Reproduce, word for word, the passage of the biographical article on Henri Cernuschi between "Cernuschi was born" and "1936, p. 13).", inclusive.

* Selection *
========================

CERNUSCHI Henri (EN)
Biographical article
The hero of the Risorgimento (19th-century movement for Italian unification), and an economist and brilliant expert in international finance, Henri Cernuschi was one of the most important figures of Parisian intellectual life at the end of the nineteenth century.
Cernuschi was born in Milan on 10 February 1821. His father, Claudio (1792–1834), was a small entrepreneur who came from Monza, and who married Giuseppina Della Volta (1799–1840). His father died when he was thirteen and he lost his mother at the age of eighteen. He had a sister, Erminia (1823–1910), and two brothers, Costantino (died in 1905) and Attilio (who died in 1844 at a very young age). Cernuschi was initially educated at the Collegio dei Padri Barnabiti in Monza, known for its austerity, and continued his studies in Milan, with a focus on the sciences (Leti, G., 1936, p. 13).
Thanks to the support of his maternal family, he trained in public and private law at the University of Pavia, where he completed his master’s degree on 23 December 1842. On 24 April 1846, after a long period of learning, interrupted by many trips to Italy and abroad (France, England, Germany, and Holland), he was granted his license to practise as a lawyer at the Court of Milan (Leti, G., 1936, pp. 14–15).
A committed republican federalist, Cernuschi was active very early on, both on the barricades and in propaganda journalism, collaborating for example with the satirical journal Spirito Folletto, under the pseudonym of ‘a Carlist’. In 1848, with Carlo Cattaneo (1801–1869), Cernuschi was one of the heroes of the ‘Five Days of Milan’ against the Austrians, becoming a member of the War Council, which formed the basis for the provisional government. After travelling to Switzerland, to Lugano, followed by Genoa and Florence, where he participated in local democratic movements, he went to Rome. Here, he was elected a Member of Parliament at the Constituent Assembly, playing an active role in the Republican revolution. After the capture of Rome by the French, Cernuschi was arrested in Civitavecchia and incarcerated (Leti, G., 1936, p. 57). Twice tried and acquitted, he was banished to France on 1August 1850. His early days in Paris were very difficult. After giving private Italian language lessons for a while and working as a copyist for the scholar François Arago (1786–1853), in 1852, Cernuschi obtained modest employment in the Crédit Mobilier, where he was swiftly promoted, and became a member of the Board of Directors. He worked for this bank until 1858, the year when Felice Orsini (1819–1858), who was also a member of the Roman Constituent Assembly, was executed, after attempting to assassinate Napoleon III. Several days before his death, Orsini assigned Cernuschi as his testamentary executor (Leti, G., 1936, p. 123).

========================

* Given entries *
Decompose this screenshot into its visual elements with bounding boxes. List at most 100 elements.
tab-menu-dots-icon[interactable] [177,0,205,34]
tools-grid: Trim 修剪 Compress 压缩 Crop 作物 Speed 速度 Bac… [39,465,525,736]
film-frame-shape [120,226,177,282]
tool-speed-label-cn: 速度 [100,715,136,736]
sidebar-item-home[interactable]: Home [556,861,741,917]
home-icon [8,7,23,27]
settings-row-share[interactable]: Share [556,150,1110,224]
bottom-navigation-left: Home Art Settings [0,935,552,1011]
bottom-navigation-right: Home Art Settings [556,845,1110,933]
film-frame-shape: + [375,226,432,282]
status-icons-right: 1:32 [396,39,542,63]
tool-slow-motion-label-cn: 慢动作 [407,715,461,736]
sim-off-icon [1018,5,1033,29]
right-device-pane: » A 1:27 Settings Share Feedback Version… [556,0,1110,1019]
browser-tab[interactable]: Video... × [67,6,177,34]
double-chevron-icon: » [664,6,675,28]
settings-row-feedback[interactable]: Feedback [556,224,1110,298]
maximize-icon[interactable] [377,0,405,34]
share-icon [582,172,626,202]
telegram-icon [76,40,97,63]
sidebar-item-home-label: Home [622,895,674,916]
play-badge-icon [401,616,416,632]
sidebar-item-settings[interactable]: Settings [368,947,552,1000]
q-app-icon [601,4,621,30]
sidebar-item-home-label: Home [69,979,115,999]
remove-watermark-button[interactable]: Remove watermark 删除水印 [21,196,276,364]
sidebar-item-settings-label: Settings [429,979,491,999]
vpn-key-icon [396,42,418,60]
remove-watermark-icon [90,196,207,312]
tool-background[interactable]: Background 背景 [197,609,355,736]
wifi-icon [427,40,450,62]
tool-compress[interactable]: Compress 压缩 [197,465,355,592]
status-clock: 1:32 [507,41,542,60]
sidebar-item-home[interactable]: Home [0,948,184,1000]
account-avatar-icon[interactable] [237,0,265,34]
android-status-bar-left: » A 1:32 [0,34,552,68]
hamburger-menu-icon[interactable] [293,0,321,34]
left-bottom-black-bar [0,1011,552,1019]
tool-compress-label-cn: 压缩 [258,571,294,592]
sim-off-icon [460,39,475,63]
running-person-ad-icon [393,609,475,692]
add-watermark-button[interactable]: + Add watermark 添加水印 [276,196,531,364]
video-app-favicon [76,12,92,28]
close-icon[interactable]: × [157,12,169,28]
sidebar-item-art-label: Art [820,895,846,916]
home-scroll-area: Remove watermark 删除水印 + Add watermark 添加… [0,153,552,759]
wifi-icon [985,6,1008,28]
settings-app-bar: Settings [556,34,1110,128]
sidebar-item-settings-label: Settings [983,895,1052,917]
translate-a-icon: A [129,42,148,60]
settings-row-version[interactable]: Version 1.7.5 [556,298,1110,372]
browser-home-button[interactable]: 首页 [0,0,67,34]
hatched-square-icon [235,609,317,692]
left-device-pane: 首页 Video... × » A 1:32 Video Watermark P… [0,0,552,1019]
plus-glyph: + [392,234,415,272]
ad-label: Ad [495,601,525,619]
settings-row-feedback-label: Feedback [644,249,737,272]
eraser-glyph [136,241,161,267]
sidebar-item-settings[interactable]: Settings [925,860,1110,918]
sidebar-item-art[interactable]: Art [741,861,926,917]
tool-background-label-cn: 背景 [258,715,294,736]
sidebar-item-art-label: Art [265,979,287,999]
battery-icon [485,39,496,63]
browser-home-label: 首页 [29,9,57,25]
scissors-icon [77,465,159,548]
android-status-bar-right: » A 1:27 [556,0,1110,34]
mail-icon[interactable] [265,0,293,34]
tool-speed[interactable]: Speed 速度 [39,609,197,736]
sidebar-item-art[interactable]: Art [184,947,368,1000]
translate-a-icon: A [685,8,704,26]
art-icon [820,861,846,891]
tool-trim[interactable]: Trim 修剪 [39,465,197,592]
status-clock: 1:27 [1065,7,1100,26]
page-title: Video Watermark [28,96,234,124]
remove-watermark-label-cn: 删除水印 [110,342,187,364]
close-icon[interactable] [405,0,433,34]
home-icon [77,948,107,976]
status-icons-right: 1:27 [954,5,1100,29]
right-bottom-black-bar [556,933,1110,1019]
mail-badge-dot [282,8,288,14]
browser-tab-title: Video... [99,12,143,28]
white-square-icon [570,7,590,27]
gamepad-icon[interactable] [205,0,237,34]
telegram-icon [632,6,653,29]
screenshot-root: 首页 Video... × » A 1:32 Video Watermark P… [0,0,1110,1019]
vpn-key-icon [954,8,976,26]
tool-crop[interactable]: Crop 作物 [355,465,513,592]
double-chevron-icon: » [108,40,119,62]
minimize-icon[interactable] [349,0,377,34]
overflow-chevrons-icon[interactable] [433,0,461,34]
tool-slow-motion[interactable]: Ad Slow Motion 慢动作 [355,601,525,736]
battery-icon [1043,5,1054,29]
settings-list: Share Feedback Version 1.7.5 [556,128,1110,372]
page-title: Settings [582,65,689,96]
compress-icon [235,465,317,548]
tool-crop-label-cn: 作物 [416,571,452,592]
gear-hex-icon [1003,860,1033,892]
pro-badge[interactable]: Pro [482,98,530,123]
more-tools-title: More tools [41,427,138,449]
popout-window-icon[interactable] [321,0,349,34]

========================

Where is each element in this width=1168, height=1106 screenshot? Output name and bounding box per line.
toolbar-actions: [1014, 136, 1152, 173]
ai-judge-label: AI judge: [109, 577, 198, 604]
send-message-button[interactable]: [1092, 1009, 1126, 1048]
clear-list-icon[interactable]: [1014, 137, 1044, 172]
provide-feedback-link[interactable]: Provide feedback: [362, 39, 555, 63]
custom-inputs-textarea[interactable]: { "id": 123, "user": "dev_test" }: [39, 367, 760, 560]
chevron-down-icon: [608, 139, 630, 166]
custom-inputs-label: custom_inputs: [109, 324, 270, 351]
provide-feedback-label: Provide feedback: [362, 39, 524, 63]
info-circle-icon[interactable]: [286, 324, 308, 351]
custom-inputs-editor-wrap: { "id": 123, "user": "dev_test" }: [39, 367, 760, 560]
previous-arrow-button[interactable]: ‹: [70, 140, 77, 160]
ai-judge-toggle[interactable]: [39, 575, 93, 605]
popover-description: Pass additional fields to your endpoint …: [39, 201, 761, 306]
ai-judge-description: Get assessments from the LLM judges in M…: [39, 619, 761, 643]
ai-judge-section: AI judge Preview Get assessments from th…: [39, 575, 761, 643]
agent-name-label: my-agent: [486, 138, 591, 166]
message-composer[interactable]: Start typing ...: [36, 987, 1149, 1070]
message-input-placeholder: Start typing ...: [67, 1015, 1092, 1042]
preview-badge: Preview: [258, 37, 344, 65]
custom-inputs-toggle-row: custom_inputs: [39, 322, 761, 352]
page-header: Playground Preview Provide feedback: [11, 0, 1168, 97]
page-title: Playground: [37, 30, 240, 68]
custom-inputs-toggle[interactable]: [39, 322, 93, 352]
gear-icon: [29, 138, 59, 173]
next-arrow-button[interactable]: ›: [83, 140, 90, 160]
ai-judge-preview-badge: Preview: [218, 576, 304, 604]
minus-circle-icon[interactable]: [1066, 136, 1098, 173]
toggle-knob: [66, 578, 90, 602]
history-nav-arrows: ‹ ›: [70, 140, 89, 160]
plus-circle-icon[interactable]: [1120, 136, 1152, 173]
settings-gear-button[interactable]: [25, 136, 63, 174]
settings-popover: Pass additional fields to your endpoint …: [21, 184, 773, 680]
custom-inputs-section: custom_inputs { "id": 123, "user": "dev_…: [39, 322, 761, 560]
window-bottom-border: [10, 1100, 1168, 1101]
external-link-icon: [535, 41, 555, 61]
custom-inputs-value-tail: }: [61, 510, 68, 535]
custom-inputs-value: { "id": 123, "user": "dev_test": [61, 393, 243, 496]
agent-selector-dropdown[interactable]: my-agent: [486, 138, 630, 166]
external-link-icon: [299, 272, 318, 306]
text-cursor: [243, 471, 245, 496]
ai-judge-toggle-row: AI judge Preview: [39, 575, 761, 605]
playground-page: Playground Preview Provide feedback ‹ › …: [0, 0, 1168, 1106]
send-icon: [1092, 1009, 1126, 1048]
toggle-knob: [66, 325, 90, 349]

========================

* Output of the exercise *
Cernuschi was born in Milan on 10 February 1821. His father, Claudio (1792–1834), was a small entrepreneur who came from Monza, and who married Giuseppina Della Volta (1799–1840). His father died when he was thirteen and he lost his mother at the age of eighteen. He had a sister, Erminia (1823–1910), and two brothers, Costantino (died in 1905) and Attilio (who died in 1844 at a very young age). Cernuschi was initially educated at the Collegio dei Padri Barnabiti in Monza, known for its austerity, and continued his studies in Milan, with a focus on the sciences (Leti, G., 1936, p. 13).